TASK DETAILS: Filter the data below for the string "this" and copy each matching line.

EXERCISE DATA:
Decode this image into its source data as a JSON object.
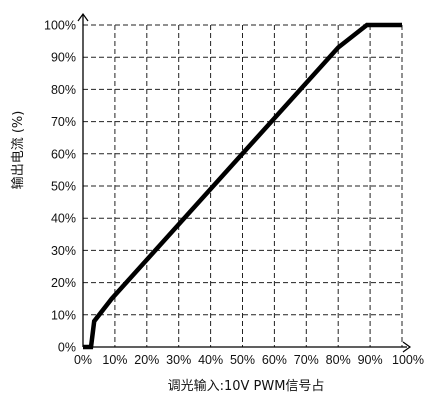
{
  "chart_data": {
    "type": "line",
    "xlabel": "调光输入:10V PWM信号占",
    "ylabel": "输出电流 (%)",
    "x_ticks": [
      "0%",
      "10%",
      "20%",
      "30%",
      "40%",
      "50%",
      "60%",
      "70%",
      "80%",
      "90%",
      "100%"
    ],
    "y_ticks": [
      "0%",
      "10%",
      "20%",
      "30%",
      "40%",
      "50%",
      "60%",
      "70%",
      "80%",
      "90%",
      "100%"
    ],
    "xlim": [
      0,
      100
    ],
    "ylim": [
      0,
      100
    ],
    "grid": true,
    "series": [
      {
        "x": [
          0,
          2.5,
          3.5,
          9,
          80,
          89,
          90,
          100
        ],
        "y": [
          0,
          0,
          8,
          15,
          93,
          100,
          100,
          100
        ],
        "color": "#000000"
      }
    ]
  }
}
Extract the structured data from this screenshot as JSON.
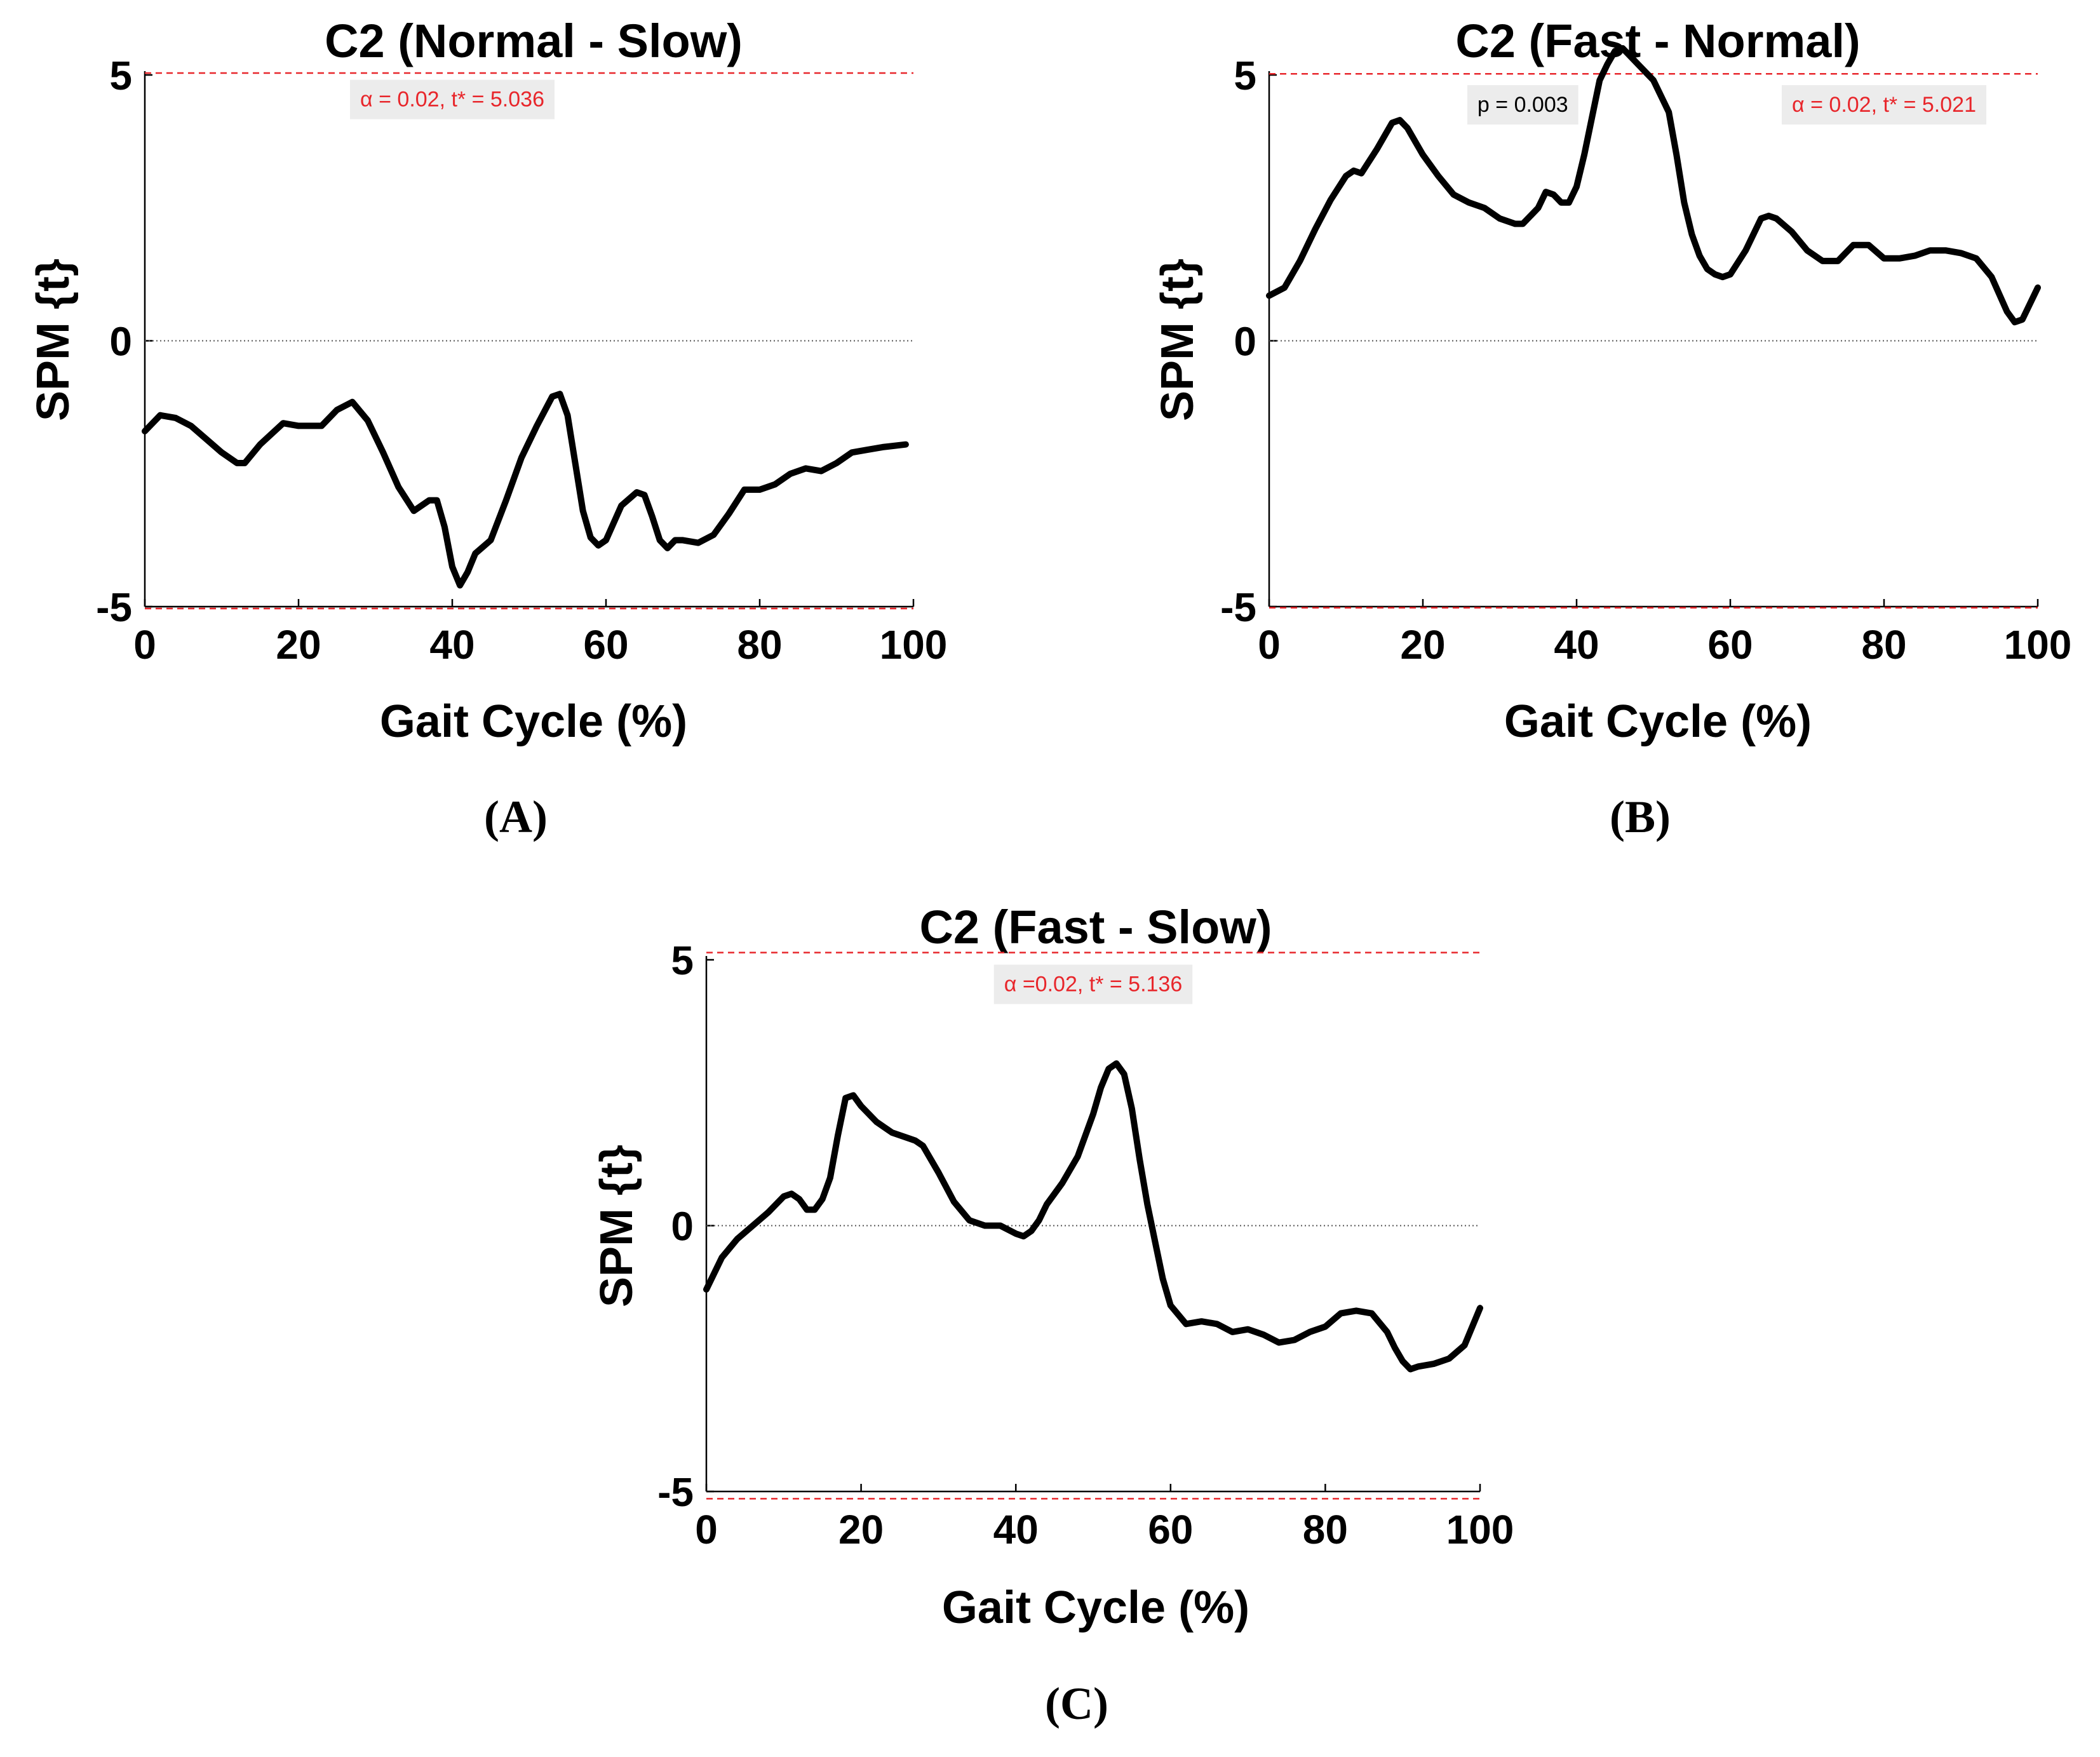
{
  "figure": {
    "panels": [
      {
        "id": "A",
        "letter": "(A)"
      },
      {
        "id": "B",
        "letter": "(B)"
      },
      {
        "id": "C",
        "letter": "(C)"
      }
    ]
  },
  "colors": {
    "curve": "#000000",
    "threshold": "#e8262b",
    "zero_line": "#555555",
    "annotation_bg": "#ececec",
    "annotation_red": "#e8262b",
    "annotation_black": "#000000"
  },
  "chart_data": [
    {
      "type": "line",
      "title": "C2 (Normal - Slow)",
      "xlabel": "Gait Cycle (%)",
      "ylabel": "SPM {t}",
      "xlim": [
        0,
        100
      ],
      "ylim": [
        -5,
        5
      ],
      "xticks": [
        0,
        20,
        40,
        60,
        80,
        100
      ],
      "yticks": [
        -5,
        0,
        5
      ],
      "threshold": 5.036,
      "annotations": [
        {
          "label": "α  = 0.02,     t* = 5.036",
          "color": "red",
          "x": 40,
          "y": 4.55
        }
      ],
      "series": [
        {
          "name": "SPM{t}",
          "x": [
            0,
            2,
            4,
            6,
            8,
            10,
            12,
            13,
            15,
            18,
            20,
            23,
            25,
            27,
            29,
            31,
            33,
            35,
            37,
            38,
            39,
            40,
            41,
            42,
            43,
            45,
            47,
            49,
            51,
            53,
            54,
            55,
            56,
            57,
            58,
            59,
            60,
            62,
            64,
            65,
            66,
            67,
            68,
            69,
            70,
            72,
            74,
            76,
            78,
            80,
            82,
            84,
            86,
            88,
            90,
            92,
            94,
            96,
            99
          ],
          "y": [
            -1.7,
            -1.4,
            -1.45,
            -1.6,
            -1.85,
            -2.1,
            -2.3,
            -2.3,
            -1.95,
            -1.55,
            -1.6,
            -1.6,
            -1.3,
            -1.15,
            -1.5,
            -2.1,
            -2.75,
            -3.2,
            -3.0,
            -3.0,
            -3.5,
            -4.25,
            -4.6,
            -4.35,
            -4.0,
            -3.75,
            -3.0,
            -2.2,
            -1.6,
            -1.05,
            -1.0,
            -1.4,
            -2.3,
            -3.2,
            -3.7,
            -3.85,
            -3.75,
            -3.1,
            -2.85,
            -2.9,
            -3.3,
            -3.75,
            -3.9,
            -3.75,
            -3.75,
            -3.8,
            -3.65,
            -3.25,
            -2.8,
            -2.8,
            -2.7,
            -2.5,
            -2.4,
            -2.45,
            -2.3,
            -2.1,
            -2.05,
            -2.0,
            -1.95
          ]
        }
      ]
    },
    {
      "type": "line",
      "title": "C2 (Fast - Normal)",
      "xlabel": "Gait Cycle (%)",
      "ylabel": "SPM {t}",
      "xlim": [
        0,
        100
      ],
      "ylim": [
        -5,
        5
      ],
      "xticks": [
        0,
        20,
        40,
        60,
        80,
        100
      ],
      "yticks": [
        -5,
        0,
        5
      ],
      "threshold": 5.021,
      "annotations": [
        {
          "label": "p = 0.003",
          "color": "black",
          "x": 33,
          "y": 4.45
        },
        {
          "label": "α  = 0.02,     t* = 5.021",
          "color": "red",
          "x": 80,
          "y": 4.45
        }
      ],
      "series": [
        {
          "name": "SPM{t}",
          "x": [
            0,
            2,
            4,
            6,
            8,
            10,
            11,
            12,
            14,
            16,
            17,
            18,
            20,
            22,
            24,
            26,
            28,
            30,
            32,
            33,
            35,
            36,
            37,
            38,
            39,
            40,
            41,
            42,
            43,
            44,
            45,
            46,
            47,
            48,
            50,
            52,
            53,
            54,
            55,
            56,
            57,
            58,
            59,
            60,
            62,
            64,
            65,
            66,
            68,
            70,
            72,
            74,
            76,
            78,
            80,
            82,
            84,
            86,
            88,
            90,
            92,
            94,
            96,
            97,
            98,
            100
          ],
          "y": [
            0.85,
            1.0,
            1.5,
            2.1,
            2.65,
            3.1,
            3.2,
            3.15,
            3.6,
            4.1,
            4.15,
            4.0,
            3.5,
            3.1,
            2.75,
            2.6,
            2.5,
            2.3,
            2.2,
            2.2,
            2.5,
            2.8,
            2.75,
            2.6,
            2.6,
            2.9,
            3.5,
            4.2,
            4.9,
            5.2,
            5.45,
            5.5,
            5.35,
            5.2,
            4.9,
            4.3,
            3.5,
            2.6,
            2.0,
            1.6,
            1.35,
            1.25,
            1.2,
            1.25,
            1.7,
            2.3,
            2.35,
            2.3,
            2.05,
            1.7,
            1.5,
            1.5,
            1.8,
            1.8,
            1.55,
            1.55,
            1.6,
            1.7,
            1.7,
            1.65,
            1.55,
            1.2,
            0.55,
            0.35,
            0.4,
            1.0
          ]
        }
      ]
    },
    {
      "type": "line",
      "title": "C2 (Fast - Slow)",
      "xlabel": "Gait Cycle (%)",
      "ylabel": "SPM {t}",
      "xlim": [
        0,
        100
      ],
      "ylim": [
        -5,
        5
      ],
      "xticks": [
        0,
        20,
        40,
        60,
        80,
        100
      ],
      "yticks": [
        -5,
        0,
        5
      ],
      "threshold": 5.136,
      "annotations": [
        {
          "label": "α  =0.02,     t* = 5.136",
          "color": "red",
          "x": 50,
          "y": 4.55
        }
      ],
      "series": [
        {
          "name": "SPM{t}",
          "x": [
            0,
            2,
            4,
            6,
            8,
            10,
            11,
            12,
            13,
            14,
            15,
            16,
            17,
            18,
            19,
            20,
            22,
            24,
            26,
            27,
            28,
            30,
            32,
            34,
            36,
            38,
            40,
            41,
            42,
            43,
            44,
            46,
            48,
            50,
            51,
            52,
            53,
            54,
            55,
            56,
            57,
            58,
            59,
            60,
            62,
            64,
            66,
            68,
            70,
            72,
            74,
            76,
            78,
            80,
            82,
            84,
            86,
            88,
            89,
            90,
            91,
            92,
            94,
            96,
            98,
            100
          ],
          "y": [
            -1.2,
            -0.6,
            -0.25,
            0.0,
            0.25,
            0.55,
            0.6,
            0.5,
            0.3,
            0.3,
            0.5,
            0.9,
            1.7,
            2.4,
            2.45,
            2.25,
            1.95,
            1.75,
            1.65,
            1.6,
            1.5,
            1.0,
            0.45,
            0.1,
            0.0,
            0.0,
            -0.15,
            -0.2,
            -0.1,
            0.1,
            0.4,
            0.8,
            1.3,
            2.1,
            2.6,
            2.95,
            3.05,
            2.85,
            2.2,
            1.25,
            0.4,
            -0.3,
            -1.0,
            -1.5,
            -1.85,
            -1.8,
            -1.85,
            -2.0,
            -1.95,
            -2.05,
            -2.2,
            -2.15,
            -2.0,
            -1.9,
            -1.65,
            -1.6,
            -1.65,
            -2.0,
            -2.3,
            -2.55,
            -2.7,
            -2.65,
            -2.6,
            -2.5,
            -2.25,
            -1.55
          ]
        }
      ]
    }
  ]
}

COMPLETE RESPONSE:
Decode this image into its source data as a JSON object.
Extract the structured data from this screenshot as JSON.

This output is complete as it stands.